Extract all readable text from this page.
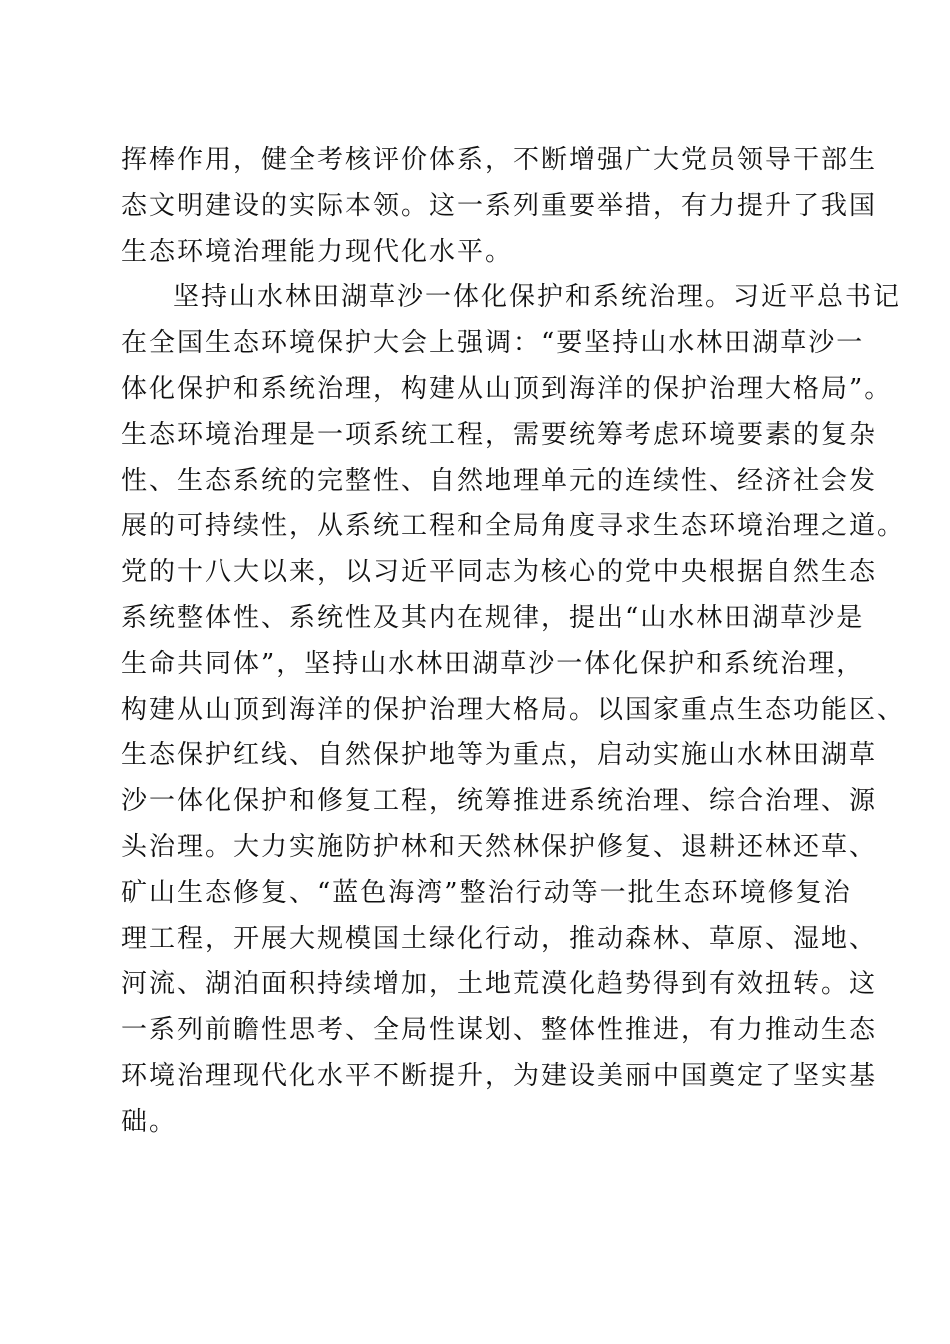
挥棒作用，健全考核评价体系，不断增强广大党员领导干部生
态文明建设的实际本领。这一系列重要举措，有力提升了我国
生态环境治理能力现代化水平。
坚持山水林田湖草沙一体化保护和系统治理。习近平总书记
在全国生态环境保护大会上强调：“要坚持山水林田湖草沙一
体化保护和系统治理，构建从山顶到海洋的保护治理大格局”。
生态环境治理是一项系统工程，需要统筹考虑环境要素的复杂
性、生态系统的完整性、自然地理单元的连续性、经济社会发
展的可持续性，从系统工程和全局角度寻求生态环境治理之道。
党的十八大以来，以习近平同志为核心的党中央根据自然生态
系统整体性、系统性及其内在规律，提出“山水林田湖草沙是
生命共同体”，坚持山水林田湖草沙一体化保护和系统治理，
构建从山顶到海洋的保护治理大格局。以国家重点生态功能区、
生态保护红线、自然保护地等为重点，启动实施山水林田湖草
沙一体化保护和修复工程，统筹推进系统治理、综合治理、源
头治理。大力实施防护林和天然林保护修复、退耕还林还草、
矿山生态修复、“蓝色海湾”整治行动等一批生态环境修复治
理工程，开展大规模国土绿化行动，推动森林、草原、湿地、
河流、湖泊面积持续增加，土地荒漠化趋势得到有效扭转。这
一系列前瞻性思考、全局性谋划、整体性推进，有力推动生态
环境治理现代化水平不断提升，为建设美丽中国奠定了坚实基
础。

■ **Exercise directions**
Return all of the entries exactly as written, but drop any pictures they hold.

■ **Exercise answer**
Extract all readable text from this page.
挥棒作用，健全考核评价体系，不断增强广大党员领导干部生
态文明建设的实际本领。这一系列重要举措，有力提升了我国
生态环境治理能力现代化水平。
坚持山水林田湖草沙一体化保护和系统治理。习近平总书记
在全国生态环境保护大会上强调：“要坚持山水林田湖草沙一
体化保护和系统治理，构建从山顶到海洋的保护治理大格局”。
生态环境治理是一项系统工程，需要统筹考虑环境要素的复杂
性、生态系统的完整性、自然地理单元的连续性、经济社会发
展的可持续性，从系统工程和全局角度寻求生态环境治理之道。
党的十八大以来，以习近平同志为核心的党中央根据自然生态
系统整体性、系统性及其内在规律，提出“山水林田湖草沙是
生命共同体”，坚持山水林田湖草沙一体化保护和系统治理，
构建从山顶到海洋的保护治理大格局。以国家重点生态功能区、
生态保护红线、自然保护地等为重点，启动实施山水林田湖草
沙一体化保护和修复工程，统筹推进系统治理、综合治理、源
头治理。大力实施防护林和天然林保护修复、退耕还林还草、
矿山生态修复、“蓝色海湾”整治行动等一批生态环境修复治
理工程，开展大规模国土绿化行动，推动森林、草原、湿地、
河流、湖泊面积持续增加，土地荒漠化趋势得到有效扭转。这
一系列前瞻性思考、全局性谋划、整体性推进，有力推动生态
环境治理现代化水平不断提升，为建设美丽中国奠定了坚实基
础。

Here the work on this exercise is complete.